[Rows from a dataset]
══════════════════════════════

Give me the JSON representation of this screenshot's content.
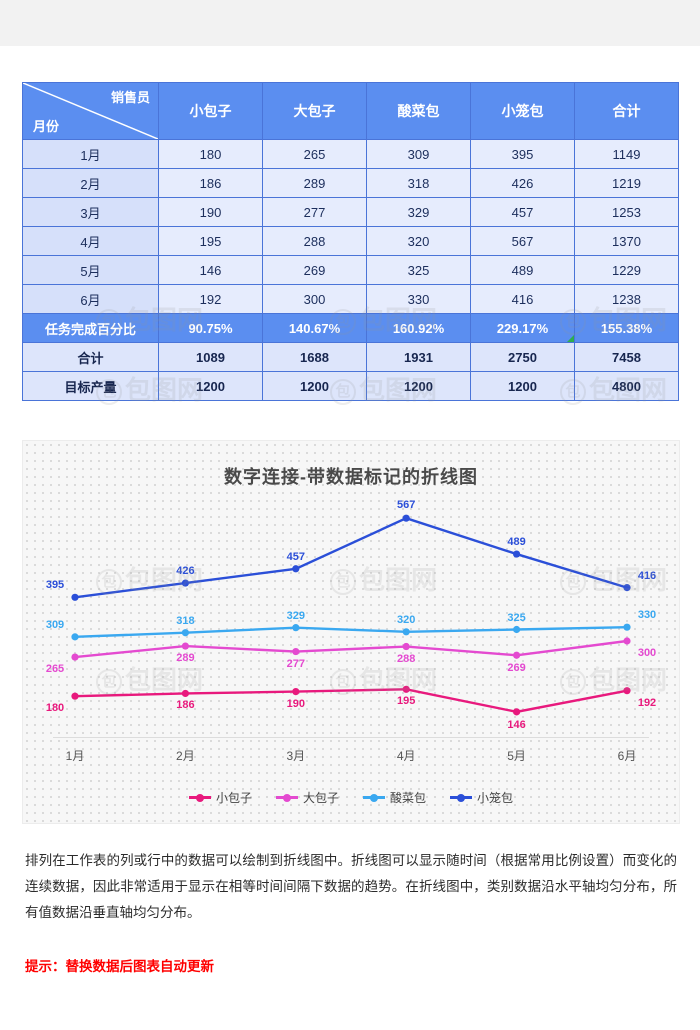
{
  "table": {
    "corner_top_right": "销售员",
    "corner_bottom_left": "月份",
    "columns": [
      "小包子",
      "大包子",
      "酸菜包",
      "小笼包",
      "合计"
    ],
    "rows": [
      {
        "label": "1月",
        "values": [
          "180",
          "265",
          "309",
          "395",
          "1149"
        ]
      },
      {
        "label": "2月",
        "values": [
          "186",
          "289",
          "318",
          "426",
          "1219"
        ]
      },
      {
        "label": "3月",
        "values": [
          "190",
          "277",
          "329",
          "457",
          "1253"
        ]
      },
      {
        "label": "4月",
        "values": [
          "195",
          "288",
          "320",
          "567",
          "1370"
        ]
      },
      {
        "label": "5月",
        "values": [
          "146",
          "269",
          "325",
          "489",
          "1229"
        ]
      },
      {
        "label": "6月",
        "values": [
          "192",
          "300",
          "330",
          "416",
          "1238"
        ]
      }
    ],
    "percent_row": {
      "label": "任务完成百分比",
      "values": [
        "90.75%",
        "140.67%",
        "160.92%",
        "229.17%",
        "155.38%"
      ]
    },
    "total_row": {
      "label": "合计",
      "values": [
        "1089",
        "1688",
        "1931",
        "2750",
        "7458"
      ]
    },
    "target_row": {
      "label": "目标产量",
      "values": [
        "1200",
        "1200",
        "1200",
        "1200",
        "4800"
      ]
    }
  },
  "chart_data": {
    "type": "line",
    "title": "数字连接-带数据标记的折线图",
    "xlabel": "",
    "ylabel": "",
    "categories": [
      "1月",
      "2月",
      "3月",
      "4月",
      "5月",
      "6月"
    ],
    "ylim": [
      100,
      600
    ],
    "grid": false,
    "legend_position": "bottom",
    "series": [
      {
        "name": "小包子",
        "color": "#e8197d",
        "values": [
          180,
          186,
          190,
          195,
          146,
          192
        ]
      },
      {
        "name": "大包子",
        "color": "#e44ad0",
        "values": [
          265,
          289,
          277,
          288,
          269,
          300
        ]
      },
      {
        "name": "酸菜包",
        "color": "#3aa8f0",
        "values": [
          309,
          318,
          329,
          320,
          325,
          330
        ]
      },
      {
        "name": "小笼包",
        "color": "#2b4fd8",
        "values": [
          395,
          426,
          457,
          567,
          489,
          416
        ]
      }
    ]
  },
  "description": "排列在工作表的列或行中的数据可以绘制到折线图中。折线图可以显示随时间（根据常用比例设置）而变化的连续数据，因此非常适用于显示在相等时间间隔下数据的趋势。在折线图中，类别数据沿水平轴均匀分布，所有值数据沿垂直轴均匀分布。",
  "tip": "提示：替换数据后图表自动更新",
  "watermark": "包图网"
}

══════════════════════════════

Transcribe the listing in full. Omit the pictures and keep every line exact.

» Result for this task
Give me the JSON representation of this screenshot's content.
{
  "table": {
    "corner_top_right": "销售员",
    "corner_bottom_left": "月份",
    "columns": [
      "小包子",
      "大包子",
      "酸菜包",
      "小笼包",
      "合计"
    ],
    "rows": [
      {
        "label": "1月",
        "values": [
          "180",
          "265",
          "309",
          "395",
          "1149"
        ]
      },
      {
        "label": "2月",
        "values": [
          "186",
          "289",
          "318",
          "426",
          "1219"
        ]
      },
      {
        "label": "3月",
        "values": [
          "190",
          "277",
          "329",
          "457",
          "1253"
        ]
      },
      {
        "label": "4月",
        "values": [
          "195",
          "288",
          "320",
          "567",
          "1370"
        ]
      },
      {
        "label": "5月",
        "values": [
          "146",
          "269",
          "325",
          "489",
          "1229"
        ]
      },
      {
        "label": "6月",
        "values": [
          "192",
          "300",
          "330",
          "416",
          "1238"
        ]
      }
    ],
    "percent_row": {
      "label": "任务完成百分比",
      "values": [
        "90.75%",
        "140.67%",
        "160.92%",
        "229.17%",
        "155.38%"
      ]
    },
    "total_row": {
      "label": "合计",
      "values": [
        "1089",
        "1688",
        "1931",
        "2750",
        "7458"
      ]
    },
    "target_row": {
      "label": "目标产量",
      "values": [
        "1200",
        "1200",
        "1200",
        "1200",
        "4800"
      ]
    }
  },
  "chart_data": {
    "type": "line",
    "title": "数字连接-带数据标记的折线图",
    "xlabel": "",
    "ylabel": "",
    "categories": [
      "1月",
      "2月",
      "3月",
      "4月",
      "5月",
      "6月"
    ],
    "ylim": [
      100,
      600
    ],
    "grid": false,
    "legend_position": "bottom",
    "series": [
      {
        "name": "小包子",
        "color": "#e8197d",
        "values": [
          180,
          186,
          190,
          195,
          146,
          192
        ]
      },
      {
        "name": "大包子",
        "color": "#e44ad0",
        "values": [
          265,
          289,
          277,
          288,
          269,
          300
        ]
      },
      {
        "name": "酸菜包",
        "color": "#3aa8f0",
        "values": [
          309,
          318,
          329,
          320,
          325,
          330
        ]
      },
      {
        "name": "小笼包",
        "color": "#2b4fd8",
        "values": [
          395,
          426,
          457,
          567,
          489,
          416
        ]
      }
    ]
  },
  "description": "排列在工作表的列或行中的数据可以绘制到折线图中。折线图可以显示随时间（根据常用比例设置）而变化的连续数据，因此非常适用于显示在相等时间间隔下数据的趋势。在折线图中，类别数据沿水平轴均匀分布，所有值数据沿垂直轴均匀分布。",
  "tip": "提示：替换数据后图表自动更新",
  "watermark": "包图网"
}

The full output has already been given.